[RFC] [PATCH] mm/page_alloc: pcp->batch tuning

linux-mm.kvack.org archive mirror
 help / color / mirror / Atom feed

* [RFC] [PATCH] mm/page_alloc: pcp->batch tuning
@ 2025-10-06 14:54 Joshua Hahn
  2025-10-08 15:34 ` Dave Hansen
  0 siblings, 1 reply; 5+ messages in thread
From: Joshua Hahn @ 2025-10-06 14:54 UTC (permalink / raw)
  To: Dave Hansen
  Cc: Andrew Morton, Brendan Jackman, Johannes Weiner, Michal Hocko,
	Suren Baghdasaryan, Vlastimil Babka, Zi Yan, linux-kernel,
	linux-mm

Recently while working on another patch about batching
free_pcppages_bulk [1], I was curious why pcp->batch was always 63 on my
machine. This led me to zone_batchsize(), where I found this set of
lines to determine what the batch size should be for the host:

	batch = min(zone_managed_pages(zone) >> 10, SZ_1M / PAGE_SIZE);
	batch /= 4;		/* We effectively *= 4 below */
	if (batch < 1)

§ To be done:
(A) Translate this sentence from the pcp->batch patch post into Spanish: "Recently while working on another patch about batching free_pcppages_bulk [1], I was curious why pcp->batch was always 63 on my machine."
(B) In the pcp->batch patch post, what value did Joshua Hahn keep seeing for pcp->batch?
The lines after this come from a different source than the patch post.

§ Provided material:
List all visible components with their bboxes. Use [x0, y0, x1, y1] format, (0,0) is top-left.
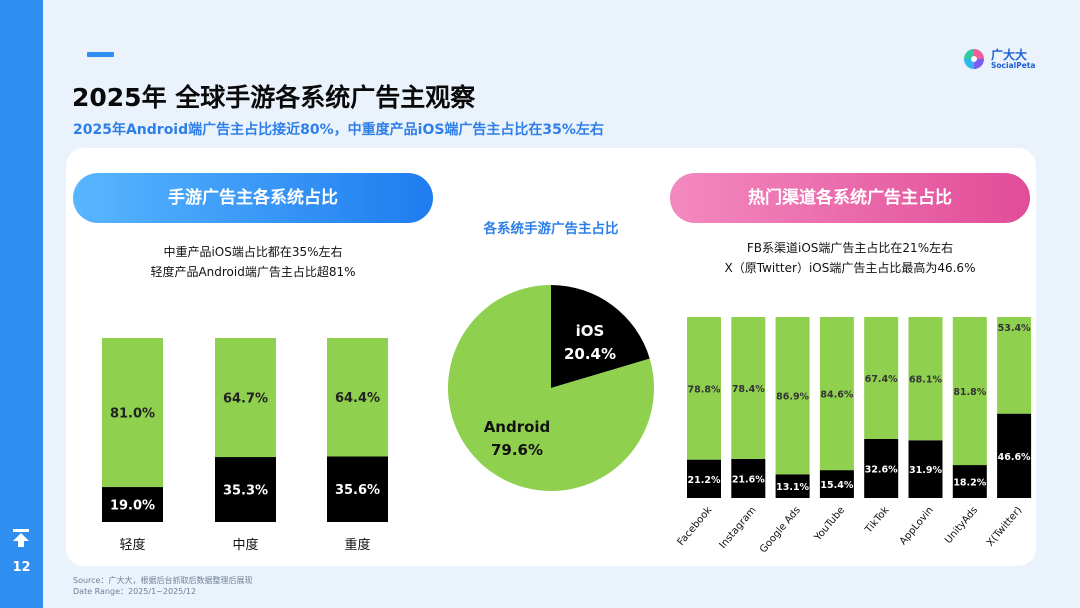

§ Per-task outputs:
(A) Recientemente, mientras trabajaba en otro parche sobre el procesamiento por lotes de free_pcppages_bulk [1], me dio curiosidad por qué pcp->batch siempre era 63 en mi máquina.

(B) 63